(INSTRUCTIONS FOR THE TASK) Show every line containing "sorunu" by copying it.

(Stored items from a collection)
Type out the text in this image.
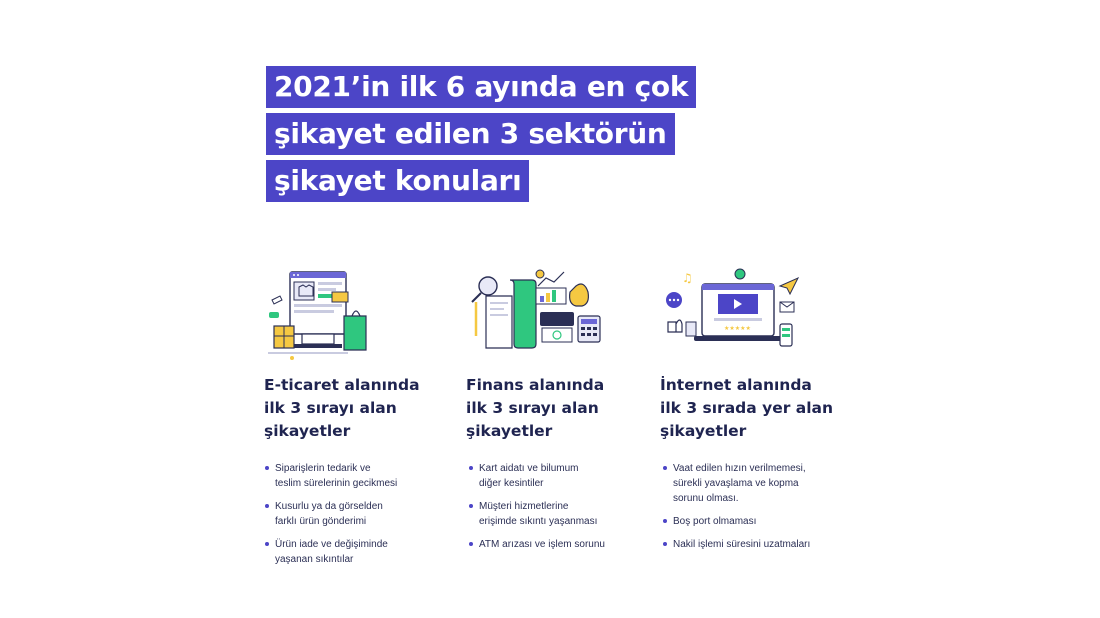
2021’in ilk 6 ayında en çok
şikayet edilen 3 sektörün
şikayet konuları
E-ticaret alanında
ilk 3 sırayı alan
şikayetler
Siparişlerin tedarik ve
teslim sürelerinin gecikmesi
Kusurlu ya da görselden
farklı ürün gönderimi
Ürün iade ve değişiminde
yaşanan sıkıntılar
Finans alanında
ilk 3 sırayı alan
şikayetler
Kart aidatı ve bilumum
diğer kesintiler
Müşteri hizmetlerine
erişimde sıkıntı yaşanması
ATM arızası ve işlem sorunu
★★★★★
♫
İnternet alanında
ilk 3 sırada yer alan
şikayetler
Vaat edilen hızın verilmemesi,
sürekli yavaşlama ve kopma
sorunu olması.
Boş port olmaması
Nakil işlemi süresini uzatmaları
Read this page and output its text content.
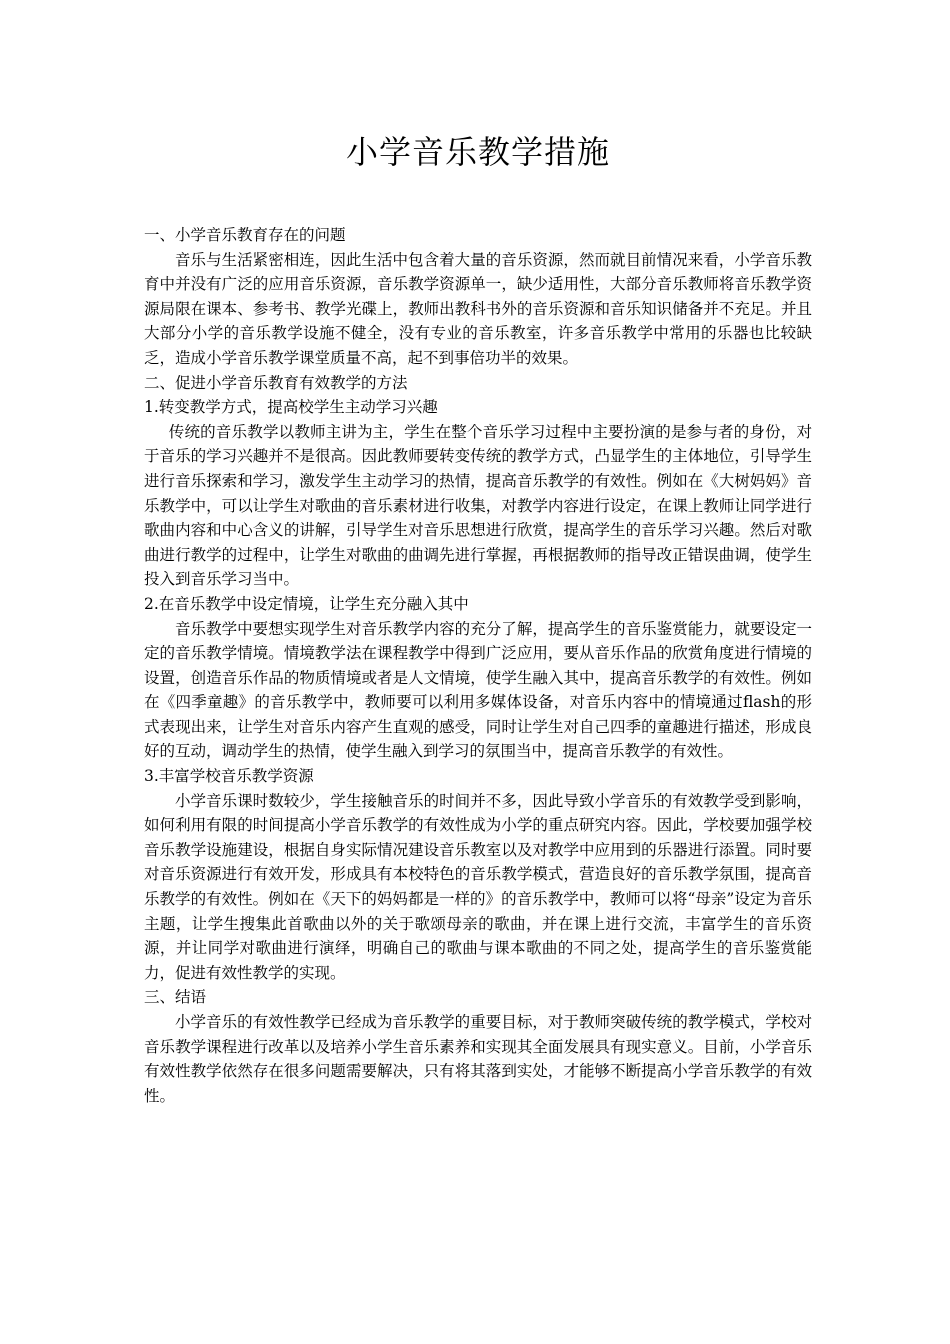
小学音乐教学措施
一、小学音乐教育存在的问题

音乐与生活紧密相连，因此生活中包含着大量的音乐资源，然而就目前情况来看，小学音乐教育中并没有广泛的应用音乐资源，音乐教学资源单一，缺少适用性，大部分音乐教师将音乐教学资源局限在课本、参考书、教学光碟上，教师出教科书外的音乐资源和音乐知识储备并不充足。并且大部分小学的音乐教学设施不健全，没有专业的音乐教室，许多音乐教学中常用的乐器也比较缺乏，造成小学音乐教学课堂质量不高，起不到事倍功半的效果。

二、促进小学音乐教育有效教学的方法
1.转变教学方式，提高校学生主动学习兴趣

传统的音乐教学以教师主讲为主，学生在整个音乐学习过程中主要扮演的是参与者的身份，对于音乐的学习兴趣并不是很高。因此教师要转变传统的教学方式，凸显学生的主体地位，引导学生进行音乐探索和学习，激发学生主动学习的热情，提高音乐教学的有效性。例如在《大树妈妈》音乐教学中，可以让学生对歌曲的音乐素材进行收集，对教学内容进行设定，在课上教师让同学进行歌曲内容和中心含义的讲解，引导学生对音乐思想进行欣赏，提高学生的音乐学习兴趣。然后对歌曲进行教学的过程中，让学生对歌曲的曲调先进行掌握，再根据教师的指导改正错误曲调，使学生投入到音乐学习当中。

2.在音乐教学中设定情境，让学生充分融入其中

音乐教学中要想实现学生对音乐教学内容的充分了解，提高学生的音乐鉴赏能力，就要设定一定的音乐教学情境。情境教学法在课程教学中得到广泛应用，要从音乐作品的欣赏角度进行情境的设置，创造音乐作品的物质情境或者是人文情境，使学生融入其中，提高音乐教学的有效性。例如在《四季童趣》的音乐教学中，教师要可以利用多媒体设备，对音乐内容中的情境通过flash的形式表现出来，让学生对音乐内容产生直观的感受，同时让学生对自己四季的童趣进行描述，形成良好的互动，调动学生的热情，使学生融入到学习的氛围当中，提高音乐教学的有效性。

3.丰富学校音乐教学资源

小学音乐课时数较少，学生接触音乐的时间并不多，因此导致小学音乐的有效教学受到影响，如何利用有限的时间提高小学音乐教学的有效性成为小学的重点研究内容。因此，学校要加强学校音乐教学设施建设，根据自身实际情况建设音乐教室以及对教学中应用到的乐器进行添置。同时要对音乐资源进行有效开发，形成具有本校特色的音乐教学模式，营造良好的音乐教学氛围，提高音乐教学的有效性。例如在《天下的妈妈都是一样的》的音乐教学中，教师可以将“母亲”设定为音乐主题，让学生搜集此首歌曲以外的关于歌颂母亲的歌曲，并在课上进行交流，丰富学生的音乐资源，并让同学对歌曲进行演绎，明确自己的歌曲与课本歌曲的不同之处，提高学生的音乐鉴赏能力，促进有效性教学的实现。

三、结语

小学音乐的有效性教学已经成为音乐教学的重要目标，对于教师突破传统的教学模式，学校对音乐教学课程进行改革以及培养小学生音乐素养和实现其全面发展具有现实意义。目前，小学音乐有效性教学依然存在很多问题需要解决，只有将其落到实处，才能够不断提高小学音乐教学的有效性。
* * *
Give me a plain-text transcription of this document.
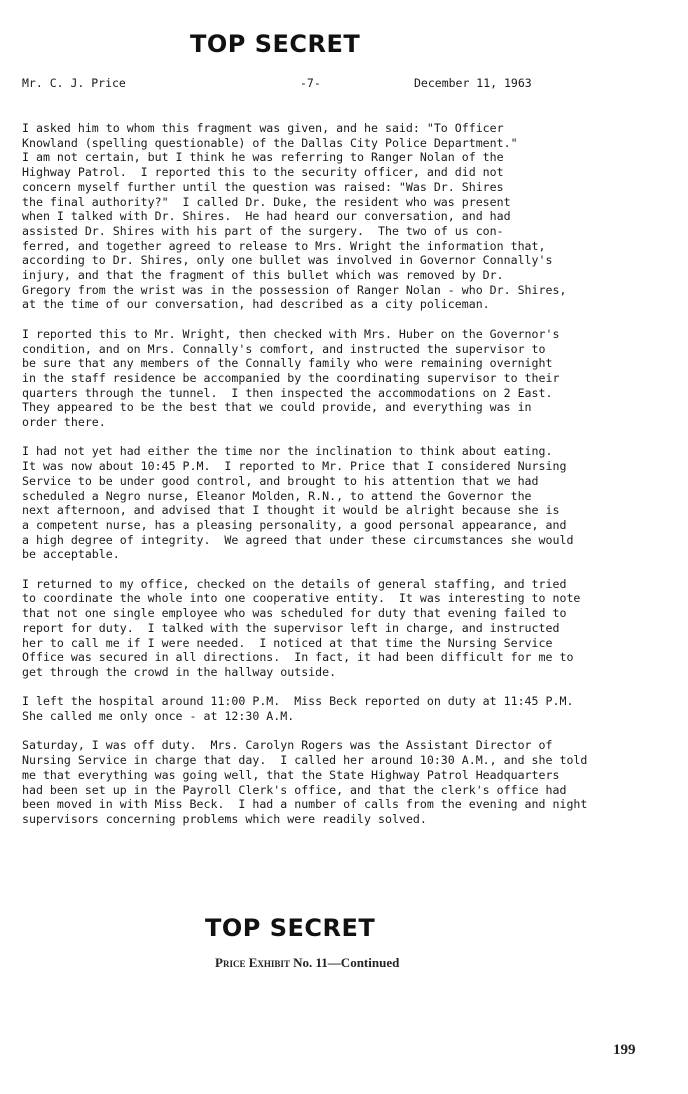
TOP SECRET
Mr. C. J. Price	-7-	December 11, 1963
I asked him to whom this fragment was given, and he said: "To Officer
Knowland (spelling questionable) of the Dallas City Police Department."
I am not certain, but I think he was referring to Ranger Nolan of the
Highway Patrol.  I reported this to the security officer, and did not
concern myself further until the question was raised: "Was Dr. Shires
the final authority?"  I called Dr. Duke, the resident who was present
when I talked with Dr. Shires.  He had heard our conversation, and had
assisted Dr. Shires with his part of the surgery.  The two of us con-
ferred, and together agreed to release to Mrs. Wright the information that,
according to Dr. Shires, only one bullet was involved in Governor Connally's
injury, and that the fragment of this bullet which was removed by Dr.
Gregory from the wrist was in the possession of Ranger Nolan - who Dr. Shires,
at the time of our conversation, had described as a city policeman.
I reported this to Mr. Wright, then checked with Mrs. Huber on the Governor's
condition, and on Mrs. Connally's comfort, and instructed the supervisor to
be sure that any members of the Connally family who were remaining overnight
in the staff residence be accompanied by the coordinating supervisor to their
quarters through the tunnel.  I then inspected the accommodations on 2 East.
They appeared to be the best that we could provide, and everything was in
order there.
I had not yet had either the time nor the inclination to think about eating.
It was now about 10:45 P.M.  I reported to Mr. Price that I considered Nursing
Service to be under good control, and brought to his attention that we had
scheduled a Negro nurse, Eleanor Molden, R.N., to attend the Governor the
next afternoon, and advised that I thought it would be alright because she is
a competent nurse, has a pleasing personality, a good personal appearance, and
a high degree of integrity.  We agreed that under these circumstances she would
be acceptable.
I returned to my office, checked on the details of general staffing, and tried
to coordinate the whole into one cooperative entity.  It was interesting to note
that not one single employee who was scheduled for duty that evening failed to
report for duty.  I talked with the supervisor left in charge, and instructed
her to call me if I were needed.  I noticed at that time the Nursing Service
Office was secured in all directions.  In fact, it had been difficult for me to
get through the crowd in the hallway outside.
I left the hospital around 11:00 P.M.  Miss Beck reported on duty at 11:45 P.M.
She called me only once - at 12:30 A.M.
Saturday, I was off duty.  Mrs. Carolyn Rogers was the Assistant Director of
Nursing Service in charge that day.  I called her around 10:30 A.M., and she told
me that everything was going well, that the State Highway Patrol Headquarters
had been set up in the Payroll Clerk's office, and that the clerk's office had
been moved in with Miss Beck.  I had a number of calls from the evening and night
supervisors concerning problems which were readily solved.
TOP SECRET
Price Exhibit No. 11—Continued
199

(RESPONSE BELOW)
ATM arızası ve işlem sorunu
sorunu olması.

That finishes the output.